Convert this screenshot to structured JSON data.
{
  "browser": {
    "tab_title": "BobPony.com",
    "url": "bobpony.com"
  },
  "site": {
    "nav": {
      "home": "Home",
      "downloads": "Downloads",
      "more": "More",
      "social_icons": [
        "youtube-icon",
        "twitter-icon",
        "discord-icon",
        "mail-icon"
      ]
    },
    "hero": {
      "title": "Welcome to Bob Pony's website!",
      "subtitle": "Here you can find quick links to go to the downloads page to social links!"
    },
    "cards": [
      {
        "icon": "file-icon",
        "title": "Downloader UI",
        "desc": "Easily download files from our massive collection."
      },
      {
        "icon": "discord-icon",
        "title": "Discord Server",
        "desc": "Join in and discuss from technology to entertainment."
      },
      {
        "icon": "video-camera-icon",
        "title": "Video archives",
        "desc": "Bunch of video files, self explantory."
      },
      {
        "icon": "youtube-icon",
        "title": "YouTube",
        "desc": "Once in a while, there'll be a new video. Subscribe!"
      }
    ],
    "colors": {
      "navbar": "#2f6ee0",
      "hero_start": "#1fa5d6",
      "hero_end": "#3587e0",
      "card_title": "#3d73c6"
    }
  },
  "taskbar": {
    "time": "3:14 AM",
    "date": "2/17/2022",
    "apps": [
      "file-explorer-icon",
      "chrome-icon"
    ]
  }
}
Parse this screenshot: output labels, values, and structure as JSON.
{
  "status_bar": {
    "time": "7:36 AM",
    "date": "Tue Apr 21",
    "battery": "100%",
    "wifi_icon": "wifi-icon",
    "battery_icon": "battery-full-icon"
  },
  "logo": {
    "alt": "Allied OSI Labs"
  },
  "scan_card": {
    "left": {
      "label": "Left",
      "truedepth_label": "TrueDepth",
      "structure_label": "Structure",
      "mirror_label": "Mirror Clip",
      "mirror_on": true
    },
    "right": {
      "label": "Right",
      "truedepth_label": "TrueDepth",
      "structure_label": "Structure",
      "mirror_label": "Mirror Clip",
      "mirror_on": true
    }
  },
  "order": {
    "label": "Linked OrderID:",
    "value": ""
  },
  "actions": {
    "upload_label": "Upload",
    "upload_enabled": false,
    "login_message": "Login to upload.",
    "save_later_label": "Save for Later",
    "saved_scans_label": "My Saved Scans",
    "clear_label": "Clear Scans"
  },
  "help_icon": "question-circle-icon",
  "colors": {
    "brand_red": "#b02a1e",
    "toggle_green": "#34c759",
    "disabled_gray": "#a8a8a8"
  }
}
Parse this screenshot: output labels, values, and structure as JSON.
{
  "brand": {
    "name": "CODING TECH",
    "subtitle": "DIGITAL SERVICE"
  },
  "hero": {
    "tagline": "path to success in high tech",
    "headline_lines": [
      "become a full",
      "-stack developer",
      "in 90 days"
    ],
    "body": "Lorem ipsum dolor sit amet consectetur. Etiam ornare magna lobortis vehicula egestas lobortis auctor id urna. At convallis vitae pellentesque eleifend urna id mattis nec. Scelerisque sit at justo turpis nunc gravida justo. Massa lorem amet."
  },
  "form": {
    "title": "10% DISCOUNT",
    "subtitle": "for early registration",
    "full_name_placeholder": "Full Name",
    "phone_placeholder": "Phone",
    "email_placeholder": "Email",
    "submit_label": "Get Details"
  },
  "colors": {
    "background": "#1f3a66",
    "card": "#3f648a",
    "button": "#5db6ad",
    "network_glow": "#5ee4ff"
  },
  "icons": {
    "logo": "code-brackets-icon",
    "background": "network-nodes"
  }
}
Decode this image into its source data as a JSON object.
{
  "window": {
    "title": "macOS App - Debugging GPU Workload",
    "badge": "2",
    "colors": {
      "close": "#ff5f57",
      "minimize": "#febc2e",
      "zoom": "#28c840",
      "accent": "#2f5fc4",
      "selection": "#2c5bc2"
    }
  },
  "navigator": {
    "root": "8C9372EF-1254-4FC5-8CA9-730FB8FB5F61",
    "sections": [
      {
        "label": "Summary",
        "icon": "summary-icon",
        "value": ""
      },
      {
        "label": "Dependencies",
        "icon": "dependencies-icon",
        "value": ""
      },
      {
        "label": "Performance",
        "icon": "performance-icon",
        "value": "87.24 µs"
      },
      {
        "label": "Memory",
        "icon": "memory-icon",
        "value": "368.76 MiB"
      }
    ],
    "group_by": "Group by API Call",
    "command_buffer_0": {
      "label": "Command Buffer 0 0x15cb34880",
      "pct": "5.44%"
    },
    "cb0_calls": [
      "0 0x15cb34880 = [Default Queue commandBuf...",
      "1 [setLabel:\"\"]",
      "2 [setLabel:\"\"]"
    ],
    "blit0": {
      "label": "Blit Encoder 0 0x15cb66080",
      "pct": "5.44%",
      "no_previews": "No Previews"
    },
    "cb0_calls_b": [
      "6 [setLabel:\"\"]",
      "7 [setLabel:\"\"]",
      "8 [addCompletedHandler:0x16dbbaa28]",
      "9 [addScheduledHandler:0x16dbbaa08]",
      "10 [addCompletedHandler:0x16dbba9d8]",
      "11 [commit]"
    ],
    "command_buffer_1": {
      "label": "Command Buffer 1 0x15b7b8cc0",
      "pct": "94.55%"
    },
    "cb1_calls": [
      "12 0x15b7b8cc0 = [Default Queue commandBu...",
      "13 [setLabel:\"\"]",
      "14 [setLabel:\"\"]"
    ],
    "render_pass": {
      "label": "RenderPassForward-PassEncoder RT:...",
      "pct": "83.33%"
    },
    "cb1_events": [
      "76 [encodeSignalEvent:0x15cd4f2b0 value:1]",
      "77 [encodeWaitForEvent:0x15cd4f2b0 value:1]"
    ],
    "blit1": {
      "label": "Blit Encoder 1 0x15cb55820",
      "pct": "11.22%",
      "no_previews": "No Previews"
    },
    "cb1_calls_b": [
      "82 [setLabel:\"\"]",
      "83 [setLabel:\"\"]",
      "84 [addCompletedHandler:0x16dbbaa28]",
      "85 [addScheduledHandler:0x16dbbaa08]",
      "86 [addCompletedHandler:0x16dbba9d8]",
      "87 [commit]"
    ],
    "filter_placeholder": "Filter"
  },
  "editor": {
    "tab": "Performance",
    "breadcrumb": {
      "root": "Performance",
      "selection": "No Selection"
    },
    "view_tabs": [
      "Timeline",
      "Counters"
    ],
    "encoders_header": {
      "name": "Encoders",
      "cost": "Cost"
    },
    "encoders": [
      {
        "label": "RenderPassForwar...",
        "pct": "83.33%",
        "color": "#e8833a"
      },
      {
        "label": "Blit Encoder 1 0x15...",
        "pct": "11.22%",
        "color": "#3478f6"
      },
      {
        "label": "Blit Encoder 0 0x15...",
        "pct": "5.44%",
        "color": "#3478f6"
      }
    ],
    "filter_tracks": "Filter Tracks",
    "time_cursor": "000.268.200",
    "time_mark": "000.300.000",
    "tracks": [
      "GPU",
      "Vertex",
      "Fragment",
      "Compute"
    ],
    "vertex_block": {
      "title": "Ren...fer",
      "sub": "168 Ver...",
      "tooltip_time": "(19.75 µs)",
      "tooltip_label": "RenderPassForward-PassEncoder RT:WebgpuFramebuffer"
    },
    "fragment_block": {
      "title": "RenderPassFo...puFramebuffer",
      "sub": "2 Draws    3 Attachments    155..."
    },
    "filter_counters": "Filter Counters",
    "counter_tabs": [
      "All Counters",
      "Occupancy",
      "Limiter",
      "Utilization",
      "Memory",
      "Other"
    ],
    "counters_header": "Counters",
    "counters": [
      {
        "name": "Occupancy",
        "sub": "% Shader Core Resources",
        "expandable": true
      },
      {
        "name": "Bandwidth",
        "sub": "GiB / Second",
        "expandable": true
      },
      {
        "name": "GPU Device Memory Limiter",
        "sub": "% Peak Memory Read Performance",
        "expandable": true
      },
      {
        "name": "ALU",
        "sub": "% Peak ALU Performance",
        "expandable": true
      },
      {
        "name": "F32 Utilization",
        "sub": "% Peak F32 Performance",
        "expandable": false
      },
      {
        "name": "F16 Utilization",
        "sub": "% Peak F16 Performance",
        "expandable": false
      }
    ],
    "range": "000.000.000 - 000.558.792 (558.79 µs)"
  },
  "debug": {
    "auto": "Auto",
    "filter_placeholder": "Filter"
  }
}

Problem statement
Gather each line in these records that contains the string "root".

Response to the task
    "root": "8C9372EF-1254-4FC5-8CA9-730FB8FB5F61",
      "root": "Performance",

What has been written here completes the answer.